*** Dataset rows ***

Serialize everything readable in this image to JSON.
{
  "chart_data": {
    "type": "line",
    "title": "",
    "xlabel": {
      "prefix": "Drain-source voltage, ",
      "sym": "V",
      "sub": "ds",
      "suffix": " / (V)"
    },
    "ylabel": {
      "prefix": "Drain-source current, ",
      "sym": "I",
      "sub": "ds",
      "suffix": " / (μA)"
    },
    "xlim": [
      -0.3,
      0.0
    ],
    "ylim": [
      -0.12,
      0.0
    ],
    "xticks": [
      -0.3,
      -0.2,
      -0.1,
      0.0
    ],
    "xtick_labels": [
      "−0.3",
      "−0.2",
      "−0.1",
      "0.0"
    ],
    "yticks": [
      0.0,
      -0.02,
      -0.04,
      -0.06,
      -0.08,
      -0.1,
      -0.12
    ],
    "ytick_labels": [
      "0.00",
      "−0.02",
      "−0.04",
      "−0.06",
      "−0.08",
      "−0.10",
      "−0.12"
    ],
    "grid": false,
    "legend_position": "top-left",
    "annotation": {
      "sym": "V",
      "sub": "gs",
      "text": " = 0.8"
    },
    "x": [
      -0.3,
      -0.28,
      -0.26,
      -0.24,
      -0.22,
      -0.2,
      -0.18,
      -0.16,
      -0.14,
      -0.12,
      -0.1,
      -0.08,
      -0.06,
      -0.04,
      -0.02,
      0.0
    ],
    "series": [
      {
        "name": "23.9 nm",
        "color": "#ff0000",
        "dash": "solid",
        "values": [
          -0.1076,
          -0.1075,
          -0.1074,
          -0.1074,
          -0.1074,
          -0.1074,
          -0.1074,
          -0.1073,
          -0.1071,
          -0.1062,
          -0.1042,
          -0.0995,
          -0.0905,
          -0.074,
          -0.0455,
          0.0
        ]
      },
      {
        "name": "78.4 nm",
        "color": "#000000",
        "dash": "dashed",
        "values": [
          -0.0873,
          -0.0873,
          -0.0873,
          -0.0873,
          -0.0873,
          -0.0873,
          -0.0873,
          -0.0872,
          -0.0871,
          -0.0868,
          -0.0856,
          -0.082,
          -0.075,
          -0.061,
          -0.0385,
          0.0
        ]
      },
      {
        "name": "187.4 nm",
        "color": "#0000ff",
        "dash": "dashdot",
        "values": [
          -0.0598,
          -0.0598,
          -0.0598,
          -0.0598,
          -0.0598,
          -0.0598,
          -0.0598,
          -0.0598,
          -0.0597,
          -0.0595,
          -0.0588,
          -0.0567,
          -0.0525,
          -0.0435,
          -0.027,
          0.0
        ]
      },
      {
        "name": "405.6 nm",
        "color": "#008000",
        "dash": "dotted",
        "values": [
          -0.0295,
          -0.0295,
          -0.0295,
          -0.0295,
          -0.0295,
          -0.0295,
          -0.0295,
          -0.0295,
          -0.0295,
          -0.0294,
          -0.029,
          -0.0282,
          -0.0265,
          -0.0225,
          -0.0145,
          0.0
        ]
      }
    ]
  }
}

***

__Set problem__
From the preceding material, extract every line exactly.

__Result of the exercise__
Serialize everything readable in this image to JSON.
{
  "chart_data": {
    "type": "line",
    "title": "",
    "xlabel": {
      "prefix": "Drain-source voltage, ",
      "sym": "V",
      "sub": "ds",
      "suffix": " / (V)"
    },
    "ylabel": {
      "prefix": "Drain-source current, ",
      "sym": "I",
      "sub": "ds",
      "suffix": " / (μA)"
    },
    "xlim": [
      -0.3,
      0.0
    ],
    "ylim": [
      -0.12,
      0.0
    ],
    "xticks": [
      -0.3,
      -0.2,
      -0.1,
      0.0
    ],
    "xtick_labels": [
      "−0.3",
      "−0.2",
      "−0.1",
      "0.0"
    ],
    "yticks": [
      0.0,
      -0.02,
      -0.04,
      -0.06,
      -0.08,
      -0.1,
      -0.12
    ],
    "ytick_labels": [
      "0.00",
      "−0.02",
      "−0.04",
      "−0.06",
      "−0.08",
      "−0.10",
      "−0.12"
    ],
    "grid": false,
    "legend_position": "top-left",
    "annotation": {
      "sym": "V",
      "sub": "gs",
      "text": " = 0.8"
    },
    "x": [
      -0.3,
      -0.28,
      -0.26,
      -0.24,
      -0.22,
      -0.2,
      -0.18,
      -0.16,
      -0.14,
      -0.12,
      -0.1,
      -0.08,
      -0.06,
      -0.04,
      -0.02,
      0.0
    ],
    "series": [
      {
        "name": "23.9 nm",
        "color": "#ff0000",
        "dash": "solid",
        "values": [
          -0.1076,
          -0.1075,
          -0.1074,
          -0.1074,
          -0.1074,
          -0.1074,
          -0.1074,
          -0.1073,
          -0.1071,
          -0.1062,
          -0.1042,
          -0.0995,
          -0.0905,
          -0.074,
          -0.0455,
          0.0
        ]
      },
      {
        "name": "78.4 nm",
        "color": "#000000",
        "dash": "dashed",
        "values": [
          -0.0873,
          -0.0873,
          -0.0873,
          -0.0873,
          -0.0873,
          -0.0873,
          -0.0873,
          -0.0872,
          -0.0871,
          -0.0868,
          -0.0856,
          -0.082,
          -0.075,
          -0.061,
          -0.0385,
          0.0
        ]
      },
      {
        "name": "187.4 nm",
        "color": "#0000ff",
        "dash": "dashdot",
        "values": [
          -0.0598,
          -0.0598,
          -0.0598,
          -0.0598,
          -0.0598,
          -0.0598,
          -0.0598,
          -0.0598,
          -0.0597,
          -0.0595,
          -0.0588,
          -0.0567,
          -0.0525,
          -0.0435,
          -0.027,
          0.0
        ]
      },
      {
        "name": "405.6 nm",
        "color": "#008000",
        "dash": "dotted",
        "values": [
          -0.0295,
          -0.0295,
          -0.0295,
          -0.0295,
          -0.0295,
          -0.0295,
          -0.0295,
          -0.0295,
          -0.0295,
          -0.0294,
          -0.029,
          -0.0282,
          -0.0265,
          -0.0225,
          -0.0145,
          0.0
        ]
      }
    ]
  }
}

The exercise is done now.